■ OBJECTIVE: Leave out the pictures and copy every record exactly.
* * * *
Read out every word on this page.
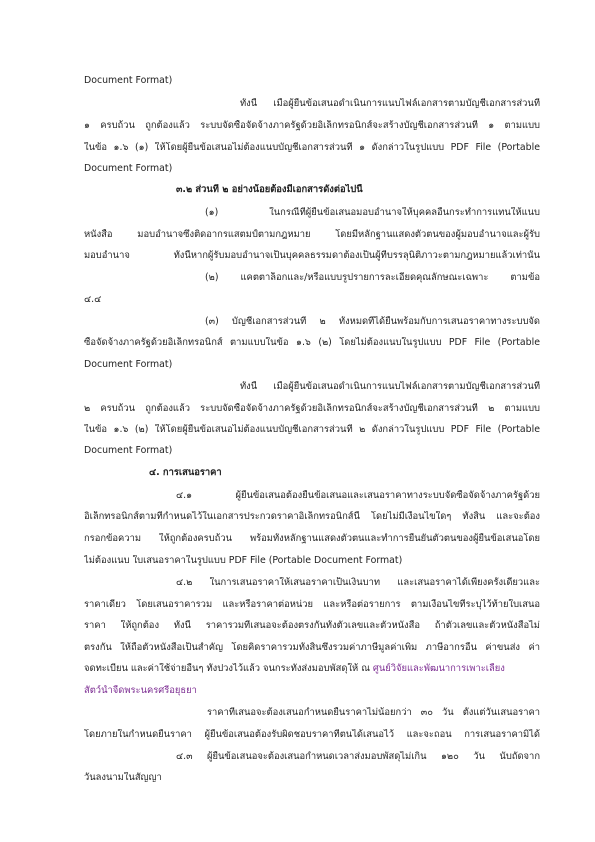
Document Format)
ทั้งนี้ เมื่อผู้ยื่นข้อเสนอดำเนินการแนบไฟล์เอกสารตามบัญชีเอกสารส่วนที่
๑ ครบถ้วน ถูกต้องแล้ว ระบบจัดซื้อจัดจ้างภาครัฐด้วยอิเล็กทรอนิกส์จะสร้างบัญชีเอกสารส่วนที่ ๑ ตามแบบ
ในข้อ ๑.๖ (๑) ให้โดยผู้ยื่นข้อเสนอไม่ต้องแนบบัญชีเอกสารส่วนที่ ๑ ดังกล่าวในรูปแบบ PDF File (Portable
Document Format)
๓.๒ ส่วนที่ ๒ อย่างน้อยต้องมีเอกสารดังต่อไปนี้
(๑) ในกรณีที่ผู้ยื่นข้อเสนอมอบอำนาจให้บุคคลอื่นกระทำการแทนให้แนบ
หนังสือ มอบอำนาจซึ่งติดอากรแสตมป์ตามกฎหมาย โดยมีหลักฐานแสดงตัวตนของผู้มอบอำนาจและผู้รับ
มอบอำนาจ ทั้งนี้หากผู้รับมอบอำนาจเป็นบุคคลธรรมดาต้องเป็นผู้ที่บรรลุนิติภาวะตามกฎหมายแล้วเท่านั้น
(๒) แคตตาล็อกและ/หรือแบบรูปรายการละเอียดคุณลักษณะเฉพาะ ตามข้อ
๔.๔
(๓) บัญชีเอกสารส่วนที่ ๒ ทั้งหมดที่ได้ยื่นพร้อมกับการเสนอราคาทางระบบจัด
ซื้อจัดจ้างภาครัฐด้วยอิเล็กทรอนิกส์ ตามแบบในข้อ ๑.๖ (๒) โดยไม่ต้องแนบในรูปแบบ PDF File (Portable
Document Format)
ทั้งนี้ เมื่อผู้ยื่นข้อเสนอดำเนินการแนบไฟล์เอกสารตามบัญชีเอกสารส่วนที่
๒ ครบถ้วน ถูกต้องแล้ว ระบบจัดซื้อจัดจ้างภาครัฐด้วยอิเล็กทรอนิกส์จะสร้างบัญชีเอกสารส่วนที่ ๒ ตามแบบ
ในข้อ ๑.๖ (๒) ให้โดยผู้ยื่นข้อเสนอไม่ต้องแนบบัญชีเอกสารส่วนที่ ๒ ดังกล่าวในรูปแบบ PDF File (Portable
Document Format)
๔. การเสนอราคา
๔.๑ ผู้ยื่นข้อเสนอต้องยื่นข้อเสนอและเสนอราคาทางระบบจัดซื้อจัดจ้างภาครัฐด้วย
อิเล็กทรอนิกส์ตามที่กำหนดไว้ในเอกสารประกวดราคาอิเล็กทรอนิกส์นี้ โดยไม่มีเงื่อนไขใดๆ ทั้งสิ้น และจะต้อง
กรอกข้อความ ให้ถูกต้องครบถ้วน พร้อมทั้งหลักฐานแสดงตัวตนและทำการยืนยันตัวตนของผู้ยื่นข้อเสนอโดย
ไม่ต้องแนบ ใบเสนอราคาในรูปแบบ PDF File (Portable Document Format)
๔.๒ ในการเสนอราคาให้เสนอราคาเป็นเงินบาท และเสนอราคาได้เพียงครั้งเดียวและ
ราคาเดียว โดยเสนอราคารวม และหรือราคาต่อหน่วย และหรือต่อรายการ ตามเงื่อนไขที่ระบุไว้ท้ายใบเสนอ
ราคา ให้ถูกต้อง ทั้งนี้ ราคารวมที่เสนอจะต้องตรงกันทั้งตัวเลขและตัวหนังสือ ถ้าตัวเลขและตัวหนังสือไม่
ตรงกัน ให้ถือตัวหนังสือเป็นสำคัญ โดยคิดราคารวมทั้งสิ้นซึ่งรวมค่าภาษีมูลค่าเพิ่ม ภาษีอากรอื่น ค่าขนส่ง ค่า
จดทะเบียน และค่าใช้จ่ายอื่นๆ ทั้งปวงไว้แล้ว จนกระทั่งส่งมอบพัสดุให้ ณ ศูนย์วิจัยและพัฒนาการเพาะเลี้ยง
สัตว์น้ำจืดพระนครศรีอยุธยา
ราคาที่เสนอจะต้องเสนอกำหนดยืนราคาไม่น้อยกว่า ๓๐ วัน ตั้งแต่วันเสนอราคา
โดยภายในกำหนดยืนราคา ผู้ยื่นข้อเสนอต้องรับผิดชอบราคาที่ตนได้เสนอไว้ และจะถอน การเสนอราคามิได้
๔.๓ ผู้ยื่นข้อเสนอจะต้องเสนอกำหนดเวลาส่งมอบพัสดุไม่เกิน ๑๒๐ วัน นับถัดจาก
วันลงนามในสัญญา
* * * *
■ CORRECT ANSWER:
Read out every word on this page.
Document Format)
ทั้งนี้ เมื่อผู้ยื่นข้อเสนอดำเนินการแนบไฟล์เอกสารตามบัญชีเอกสารส่วนที่
๑ ครบถ้วน ถูกต้องแล้ว ระบบจัดซื้อจัดจ้างภาครัฐด้วยอิเล็กทรอนิกส์จะสร้างบัญชีเอกสารส่วนที่ ๑ ตามแบบ
ในข้อ ๑.๖ (๑) ให้โดยผู้ยื่นข้อเสนอไม่ต้องแนบบัญชีเอกสารส่วนที่ ๑ ดังกล่าวในรูปแบบ PDF File (Portable
Document Format)
๓.๒ ส่วนที่ ๒ อย่างน้อยต้องมีเอกสารดังต่อไปนี้
(๑) ในกรณีที่ผู้ยื่นข้อเสนอมอบอำนาจให้บุคคลอื่นกระทำการแทนให้แนบ
หนังสือ มอบอำนาจซึ่งติดอากรแสตมป์ตามกฎหมาย โดยมีหลักฐานแสดงตัวตนของผู้มอบอำนาจและผู้รับ
มอบอำนาจ ทั้งนี้หากผู้รับมอบอำนาจเป็นบุคคลธรรมดาต้องเป็นผู้ที่บรรลุนิติภาวะตามกฎหมายแล้วเท่านั้น
(๒) แคตตาล็อกและ/หรือแบบรูปรายการละเอียดคุณลักษณะเฉพาะ ตามข้อ
๔.๔
(๓) บัญชีเอกสารส่วนที่ ๒ ทั้งหมดที่ได้ยื่นพร้อมกับการเสนอราคาทางระบบจัด
ซื้อจัดจ้างภาครัฐด้วยอิเล็กทรอนิกส์ ตามแบบในข้อ ๑.๖ (๒) โดยไม่ต้องแนบในรูปแบบ PDF File (Portable
Document Format)
ทั้งนี้ เมื่อผู้ยื่นข้อเสนอดำเนินการแนบไฟล์เอกสารตามบัญชีเอกสารส่วนที่
๒ ครบถ้วน ถูกต้องแล้ว ระบบจัดซื้อจัดจ้างภาครัฐด้วยอิเล็กทรอนิกส์จะสร้างบัญชีเอกสารส่วนที่ ๒ ตามแบบ
ในข้อ ๑.๖ (๒) ให้โดยผู้ยื่นข้อเสนอไม่ต้องแนบบัญชีเอกสารส่วนที่ ๒ ดังกล่าวในรูปแบบ PDF File (Portable
Document Format)
๔. การเสนอราคา
๔.๑ ผู้ยื่นข้อเสนอต้องยื่นข้อเสนอและเสนอราคาทางระบบจัดซื้อจัดจ้างภาครัฐด้วย
อิเล็กทรอนิกส์ตามที่กำหนดไว้ในเอกสารประกวดราคาอิเล็กทรอนิกส์นี้ โดยไม่มีเงื่อนไขใดๆ ทั้งสิ้น และจะต้อง
กรอกข้อความ ให้ถูกต้องครบถ้วน พร้อมทั้งหลักฐานแสดงตัวตนและทำการยืนยันตัวตนของผู้ยื่นข้อเสนอโดย
ไม่ต้องแนบ ใบเสนอราคาในรูปแบบ PDF File (Portable Document Format)
๔.๒ ในการเสนอราคาให้เสนอราคาเป็นเงินบาท และเสนอราคาได้เพียงครั้งเดียวและ
ราคาเดียว โดยเสนอราคารวม และหรือราคาต่อหน่วย และหรือต่อรายการ ตามเงื่อนไขที่ระบุไว้ท้ายใบเสนอ
ราคา ให้ถูกต้อง ทั้งนี้ ราคารวมที่เสนอจะต้องตรงกันทั้งตัวเลขและตัวหนังสือ ถ้าตัวเลขและตัวหนังสือไม่
ตรงกัน ให้ถือตัวหนังสือเป็นสำคัญ โดยคิดราคารวมทั้งสิ้นซึ่งรวมค่าภาษีมูลค่าเพิ่ม ภาษีอากรอื่น ค่าขนส่ง ค่า
จดทะเบียน และค่าใช้จ่ายอื่นๆ ทั้งปวงไว้แล้ว จนกระทั่งส่งมอบพัสดุให้ ณ ศูนย์วิจัยและพัฒนาการเพาะเลี้ยง
สัตว์น้ำจืดพระนครศรีอยุธยา
ราคาที่เสนอจะต้องเสนอกำหนดยืนราคาไม่น้อยกว่า ๓๐ วัน ตั้งแต่วันเสนอราคา
โดยภายในกำหนดยืนราคา ผู้ยื่นข้อเสนอต้องรับผิดชอบราคาที่ตนได้เสนอไว้ และจะถอน การเสนอราคามิได้
๔.๓ ผู้ยื่นข้อเสนอจะต้องเสนอกำหนดเวลาส่งมอบพัสดุไม่เกิน ๑๒๐ วัน นับถัดจาก
วันลงนามในสัญญา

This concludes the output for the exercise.